**Work instructions:** Reproduce each of the following records verbatim, line by line.

**Extracted material:**
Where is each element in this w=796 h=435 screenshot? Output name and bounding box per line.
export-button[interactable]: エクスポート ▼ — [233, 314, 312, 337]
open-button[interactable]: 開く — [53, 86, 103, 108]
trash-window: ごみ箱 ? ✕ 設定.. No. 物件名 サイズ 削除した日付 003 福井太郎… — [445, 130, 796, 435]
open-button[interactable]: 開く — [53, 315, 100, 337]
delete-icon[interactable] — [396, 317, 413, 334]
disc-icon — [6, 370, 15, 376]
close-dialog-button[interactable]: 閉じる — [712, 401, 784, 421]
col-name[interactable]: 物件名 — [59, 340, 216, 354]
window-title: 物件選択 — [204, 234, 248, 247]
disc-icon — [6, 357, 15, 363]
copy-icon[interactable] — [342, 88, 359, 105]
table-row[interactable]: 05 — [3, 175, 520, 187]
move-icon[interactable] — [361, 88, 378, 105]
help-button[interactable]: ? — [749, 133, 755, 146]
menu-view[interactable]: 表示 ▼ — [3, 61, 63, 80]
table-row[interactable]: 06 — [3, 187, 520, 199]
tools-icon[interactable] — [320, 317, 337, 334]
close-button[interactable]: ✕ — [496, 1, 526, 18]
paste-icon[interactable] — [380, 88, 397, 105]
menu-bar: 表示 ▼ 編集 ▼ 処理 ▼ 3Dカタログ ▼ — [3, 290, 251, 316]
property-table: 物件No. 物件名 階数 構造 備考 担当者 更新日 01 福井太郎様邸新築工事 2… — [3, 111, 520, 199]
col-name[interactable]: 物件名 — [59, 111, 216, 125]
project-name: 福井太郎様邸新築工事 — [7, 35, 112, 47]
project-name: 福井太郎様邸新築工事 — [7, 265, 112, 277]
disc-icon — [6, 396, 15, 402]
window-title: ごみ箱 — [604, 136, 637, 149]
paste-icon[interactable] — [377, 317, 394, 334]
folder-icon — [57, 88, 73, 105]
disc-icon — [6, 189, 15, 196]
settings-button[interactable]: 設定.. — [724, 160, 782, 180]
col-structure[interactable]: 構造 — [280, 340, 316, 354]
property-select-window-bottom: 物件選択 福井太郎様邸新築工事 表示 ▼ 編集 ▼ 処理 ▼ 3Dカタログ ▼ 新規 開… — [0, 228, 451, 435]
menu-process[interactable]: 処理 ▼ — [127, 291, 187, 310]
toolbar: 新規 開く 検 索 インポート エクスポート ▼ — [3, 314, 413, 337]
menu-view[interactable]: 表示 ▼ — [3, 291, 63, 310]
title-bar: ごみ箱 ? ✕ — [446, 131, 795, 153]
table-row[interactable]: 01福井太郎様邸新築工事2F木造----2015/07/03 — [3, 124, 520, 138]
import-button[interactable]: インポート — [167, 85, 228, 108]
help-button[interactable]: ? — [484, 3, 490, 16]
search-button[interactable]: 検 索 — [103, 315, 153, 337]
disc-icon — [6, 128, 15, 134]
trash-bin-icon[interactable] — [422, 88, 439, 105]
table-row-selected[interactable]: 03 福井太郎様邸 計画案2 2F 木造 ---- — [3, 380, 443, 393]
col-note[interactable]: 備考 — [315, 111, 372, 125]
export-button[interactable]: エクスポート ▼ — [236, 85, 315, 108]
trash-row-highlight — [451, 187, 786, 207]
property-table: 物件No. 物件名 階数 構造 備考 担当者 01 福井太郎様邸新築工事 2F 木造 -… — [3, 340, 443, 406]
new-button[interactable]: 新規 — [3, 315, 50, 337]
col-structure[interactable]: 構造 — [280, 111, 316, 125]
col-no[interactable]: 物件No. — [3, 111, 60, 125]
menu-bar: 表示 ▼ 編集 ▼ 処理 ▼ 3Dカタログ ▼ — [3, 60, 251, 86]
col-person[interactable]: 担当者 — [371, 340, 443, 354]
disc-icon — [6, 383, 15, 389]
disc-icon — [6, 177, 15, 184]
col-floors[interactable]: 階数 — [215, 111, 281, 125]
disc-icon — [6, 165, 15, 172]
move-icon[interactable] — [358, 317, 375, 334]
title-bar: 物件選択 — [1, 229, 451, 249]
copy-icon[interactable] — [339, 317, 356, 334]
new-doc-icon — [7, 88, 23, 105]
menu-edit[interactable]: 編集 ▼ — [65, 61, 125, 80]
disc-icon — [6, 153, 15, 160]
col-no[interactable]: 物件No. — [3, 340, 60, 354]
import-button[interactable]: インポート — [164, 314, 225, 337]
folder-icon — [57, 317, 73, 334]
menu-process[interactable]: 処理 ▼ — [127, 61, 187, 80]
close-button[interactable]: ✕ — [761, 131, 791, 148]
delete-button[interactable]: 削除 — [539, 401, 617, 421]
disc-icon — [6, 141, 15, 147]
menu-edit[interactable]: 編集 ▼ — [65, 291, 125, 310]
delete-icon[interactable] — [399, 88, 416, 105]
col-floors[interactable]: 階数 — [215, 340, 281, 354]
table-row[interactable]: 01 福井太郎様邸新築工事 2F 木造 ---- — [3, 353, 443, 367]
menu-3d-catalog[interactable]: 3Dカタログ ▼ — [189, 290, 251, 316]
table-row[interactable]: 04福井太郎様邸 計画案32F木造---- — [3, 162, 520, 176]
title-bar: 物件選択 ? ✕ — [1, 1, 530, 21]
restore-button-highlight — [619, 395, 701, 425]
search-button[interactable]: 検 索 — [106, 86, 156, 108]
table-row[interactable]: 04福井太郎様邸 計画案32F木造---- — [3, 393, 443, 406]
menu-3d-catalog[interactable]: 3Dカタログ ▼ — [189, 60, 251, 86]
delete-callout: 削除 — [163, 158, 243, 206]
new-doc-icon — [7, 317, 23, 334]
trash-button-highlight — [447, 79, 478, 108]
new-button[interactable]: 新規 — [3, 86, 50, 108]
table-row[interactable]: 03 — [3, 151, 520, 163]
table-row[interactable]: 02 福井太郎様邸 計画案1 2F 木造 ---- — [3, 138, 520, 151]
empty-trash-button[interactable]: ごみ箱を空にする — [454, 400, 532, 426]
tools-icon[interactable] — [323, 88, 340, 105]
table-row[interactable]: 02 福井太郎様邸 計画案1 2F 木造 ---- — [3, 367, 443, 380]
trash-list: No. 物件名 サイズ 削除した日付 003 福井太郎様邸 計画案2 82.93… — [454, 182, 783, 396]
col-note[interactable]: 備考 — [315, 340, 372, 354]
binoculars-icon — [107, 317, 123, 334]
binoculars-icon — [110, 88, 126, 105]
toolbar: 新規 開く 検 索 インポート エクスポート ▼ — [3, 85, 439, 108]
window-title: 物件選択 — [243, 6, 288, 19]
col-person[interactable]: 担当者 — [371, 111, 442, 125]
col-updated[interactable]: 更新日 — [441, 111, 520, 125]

**Written response:**
Where is each element in this w=796 h=435 screenshot? Output name and bounding box per line.
export-button[interactable]: エクスポート ▼ — [233, 314, 312, 337]
open-button[interactable]: 開く — [53, 86, 103, 108]
trash-window: ごみ箱 ? ✕ 設定.. No. 物件名 サイズ 削除した日付 003 福井太郎… — [445, 130, 796, 435]
open-button[interactable]: 開く — [53, 315, 100, 337]
delete-icon[interactable] — [396, 317, 413, 334]
disc-icon — [6, 370, 15, 376]
close-dialog-button[interactable]: 閉じる — [712, 401, 784, 421]
col-name[interactable]: 物件名 — [59, 340, 216, 354]
window-title: 物件選択 — [204, 234, 248, 247]
disc-icon — [6, 357, 15, 363]
copy-icon[interactable] — [342, 88, 359, 105]
table-row[interactable]: 05 — [3, 175, 520, 187]
move-icon[interactable] — [361, 88, 378, 105]
help-button[interactable]: ? — [749, 133, 755, 146]
menu-view[interactable]: 表示 ▼ — [3, 61, 63, 80]
table-row[interactable]: 06 — [3, 187, 520, 199]
tools-icon[interactable] — [320, 317, 337, 334]
close-button[interactable]: ✕ — [496, 1, 526, 18]
paste-icon[interactable] — [380, 88, 397, 105]
menu-bar: 表示 ▼ 編集 ▼ 処理 ▼ 3Dカタログ ▼ — [3, 290, 251, 316]
property-table: 物件No. 物件名 階数 構造 備考 担当者 更新日 01 福井太郎様邸新築工事 2… — [3, 111, 520, 199]
col-name[interactable]: 物件名 — [59, 111, 216, 125]
project-name: 福井太郎様邸新築工事 — [7, 35, 112, 47]
project-name: 福井太郎様邸新築工事 — [7, 265, 112, 277]
disc-icon — [6, 396, 15, 402]
window-title: ごみ箱 — [604, 136, 637, 149]
paste-icon[interactable] — [377, 317, 394, 334]
folder-icon — [57, 88, 73, 105]
disc-icon — [6, 189, 15, 196]
settings-button[interactable]: 設定.. — [724, 160, 782, 180]
col-structure[interactable]: 構造 — [280, 340, 316, 354]
property-select-window-bottom: 物件選択 福井太郎様邸新築工事 表示 ▼ 編集 ▼ 処理 ▼ 3Dカタログ ▼ 新規 開… — [0, 228, 451, 435]
menu-process[interactable]: 処理 ▼ — [127, 291, 187, 310]
toolbar: 新規 開く 検 索 インポート エクスポート ▼ — [3, 314, 413, 337]
menu-view[interactable]: 表示 ▼ — [3, 291, 63, 310]
title-bar: ごみ箱 ? ✕ — [446, 131, 795, 153]
table-row[interactable]: 01福井太郎様邸新築工事2F木造----2015/07/03 — [3, 124, 520, 138]
import-button[interactable]: インポート — [167, 85, 228, 108]
help-button[interactable]: ? — [484, 3, 490, 16]
search-button[interactable]: 検 索 — [103, 315, 153, 337]
disc-icon — [6, 128, 15, 134]
trash-bin-icon[interactable] — [422, 88, 439, 105]
table-row-selected[interactable]: 03 福井太郎様邸 計画案2 2F 木造 ---- — [3, 380, 443, 393]
col-note[interactable]: 備考 — [315, 111, 372, 125]
export-button[interactable]: エクスポート ▼ — [236, 85, 315, 108]
trash-row-highlight — [451, 187, 786, 207]
property-table: 物件No. 物件名 階数 構造 備考 担当者 01 福井太郎様邸新築工事 2F 木造 -… — [3, 340, 443, 406]
new-button[interactable]: 新規 — [3, 315, 50, 337]
col-structure[interactable]: 構造 — [280, 111, 316, 125]
col-no[interactable]: 物件No. — [3, 111, 60, 125]
menu-bar: 表示 ▼ 編集 ▼ 処理 ▼ 3Dカタログ ▼ — [3, 60, 251, 86]
col-person[interactable]: 担当者 — [371, 340, 443, 354]
disc-icon — [6, 383, 15, 389]
disc-icon — [6, 177, 15, 184]
col-floors[interactable]: 階数 — [215, 111, 281, 125]
disc-icon — [6, 165, 15, 172]
move-icon[interactable] — [358, 317, 375, 334]
title-bar: 物件選択 — [1, 229, 451, 249]
copy-icon[interactable] — [339, 317, 356, 334]
new-doc-icon — [7, 88, 23, 105]
menu-edit[interactable]: 編集 ▼ — [65, 61, 125, 80]
disc-icon — [6, 153, 15, 160]
col-no[interactable]: 物件No. — [3, 340, 60, 354]
import-button[interactable]: インポート — [164, 314, 225, 337]
folder-icon — [57, 317, 73, 334]
menu-process[interactable]: 処理 ▼ — [127, 61, 187, 80]
close-button[interactable]: ✕ — [761, 131, 791, 148]
delete-button[interactable]: 削除 — [539, 401, 617, 421]
disc-icon — [6, 141, 15, 147]
menu-edit[interactable]: 編集 ▼ — [65, 291, 125, 310]
delete-icon[interactable] — [399, 88, 416, 105]
col-floors[interactable]: 階数 — [215, 340, 281, 354]
table-row[interactable]: 01 福井太郎様邸新築工事 2F 木造 ---- — [3, 353, 443, 367]
menu-3d-catalog[interactable]: 3Dカタログ ▼ — [189, 290, 251, 316]
table-row[interactable]: 04福井太郎様邸 計画案32F木造---- — [3, 162, 520, 176]
title-bar: 物件選択 ? ✕ — [1, 1, 530, 21]
restore-button-highlight — [619, 395, 701, 425]
search-button[interactable]: 検 索 — [106, 86, 156, 108]
table-row[interactable]: 04福井太郎様邸 計画案32F木造---- — [3, 393, 443, 406]
menu-3d-catalog[interactable]: 3Dカタログ ▼ — [189, 60, 251, 86]
delete-callout: 削除 — [163, 158, 243, 206]
new-doc-icon — [7, 317, 23, 334]
trash-button-highlight — [447, 79, 478, 108]
new-button[interactable]: 新規 — [3, 86, 50, 108]
table-row[interactable]: 03 — [3, 151, 520, 163]
table-row[interactable]: 02 福井太郎様邸 計画案1 2F 木造 ---- — [3, 138, 520, 151]
empty-trash-button[interactable]: ごみ箱を空にする — [454, 400, 532, 426]
tools-icon[interactable] — [323, 88, 340, 105]
table-row[interactable]: 02 福井太郎様邸 計画案1 2F 木造 ---- — [3, 367, 443, 380]
trash-list: No. 物件名 サイズ 削除した日付 003 福井太郎様邸 計画案2 82.93… — [454, 182, 783, 396]
col-note[interactable]: 備考 — [315, 340, 372, 354]
binoculars-icon — [107, 317, 123, 334]
binoculars-icon — [110, 88, 126, 105]
toolbar: 新規 開く 検 索 インポート エクスポート ▼ — [3, 85, 439, 108]
window-title: 物件選択 — [243, 6, 288, 19]
col-person[interactable]: 担当者 — [371, 111, 442, 125]
col-updated[interactable]: 更新日 — [441, 111, 520, 125]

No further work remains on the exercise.